— Start —
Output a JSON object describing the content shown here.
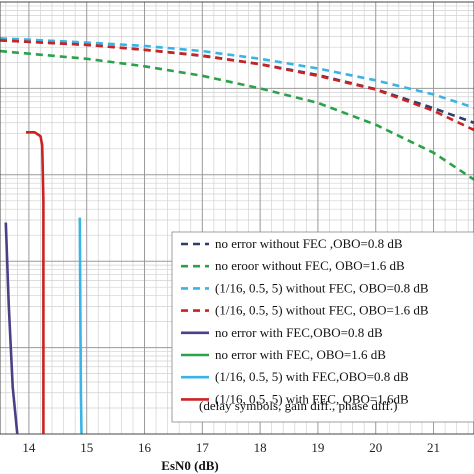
{
  "chart_data": {
    "type": "line",
    "xlabel": "EsN0 (dB)",
    "xlim": [
      13.5,
      21.7
    ],
    "x_ticks": [
      14,
      15,
      16,
      17,
      18,
      19,
      20,
      21
    ],
    "y_scale": "log",
    "ylim": [
      1e-07,
      0.01
    ],
    "grid": true,
    "legend": {
      "placement": "lower-right",
      "note": "(delay symbols, gain diff., phase diff.)"
    },
    "series": [
      {
        "name": "no error without FEC ,OBO=0.8 dB",
        "color": "#2f3c6e",
        "dash": "dashed",
        "x": [
          13.5,
          15,
          16,
          17,
          18,
          19,
          20,
          21,
          21.7
        ],
        "y": [
          0.0036,
          0.0032,
          0.0028,
          0.00238,
          0.00191,
          0.00143,
          0.00098,
          0.00059,
          0.0004
        ]
      },
      {
        "name": "no eroor without FEC, OBO=1.6 dB",
        "color": "#2aa24a",
        "dash": "dashed",
        "x": [
          13.5,
          15,
          16,
          17,
          18,
          19,
          20,
          21,
          21.7
        ],
        "y": [
          0.0027,
          0.0022,
          0.0018,
          0.0014,
          0.001,
          0.00068,
          0.00038,
          0.00018,
          8.8e-05
        ]
      },
      {
        "name": "(1/16, 0.5, 5) without FEC, OBO=0.8 dB",
        "color": "#3ab4e6",
        "dash": "dashed",
        "x": [
          13.5,
          15,
          16,
          17,
          18,
          19,
          20,
          21,
          21.7
        ],
        "y": [
          0.0038,
          0.0034,
          0.0031,
          0.0027,
          0.0022,
          0.0017,
          0.00124,
          0.00085,
          0.0006
        ]
      },
      {
        "name": "(1/16, 0.5, 5) without FEC, OBO=1.6 dB",
        "color": "#cc2222",
        "dash": "dashed",
        "x": [
          13.5,
          15,
          16,
          17,
          18,
          19,
          20,
          21,
          21.7
        ],
        "y": [
          0.0036,
          0.0032,
          0.0028,
          0.0024,
          0.0019,
          0.0014,
          0.00097,
          0.00055,
          0.00033
        ]
      },
      {
        "name": "no error with FEC,OBO=0.8 dB",
        "color": "#4b3f86",
        "dash": "solid",
        "x": [
          13.6,
          13.65,
          13.72,
          13.8
        ],
        "y": [
          2.8e-05,
          3.2e-06,
          3.5e-07,
          1e-07
        ]
      },
      {
        "name": "no error with FEC, OBO=1.6 dB",
        "color": "#2aa24a",
        "dash": "solid",
        "x": [],
        "y": []
      },
      {
        "name": "(1/16, 0.5, 5) with FEC,OBO=0.8 dB",
        "color": "#3ab4e6",
        "dash": "solid",
        "x": [
          14.88,
          14.89,
          14.9,
          14.91
        ],
        "y": [
          3.2e-05,
          3e-06,
          3e-07,
          1e-07
        ]
      },
      {
        "name": "(1/16, 0.5, 5) with FEC, OBO=1.6dB",
        "color": "#cc2222",
        "dash": "solid",
        "x": [
          13.95,
          14.1,
          14.2,
          14.23,
          14.25,
          14.25
        ],
        "y": [
          0.00031,
          0.00031,
          0.00028,
          0.00022,
          5e-05,
          1e-07
        ]
      }
    ]
  }
}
— End —
▶ [Task requirements]:
Take each line containing the string "error" and copy it out.

▶ [Answer below]:
        "name": "no error without FEC ,OBO=0.8 dB",
        "name": "no error with FEC,OBO=0.8 dB",
        "name": "no error with FEC, OBO=1.6 dB",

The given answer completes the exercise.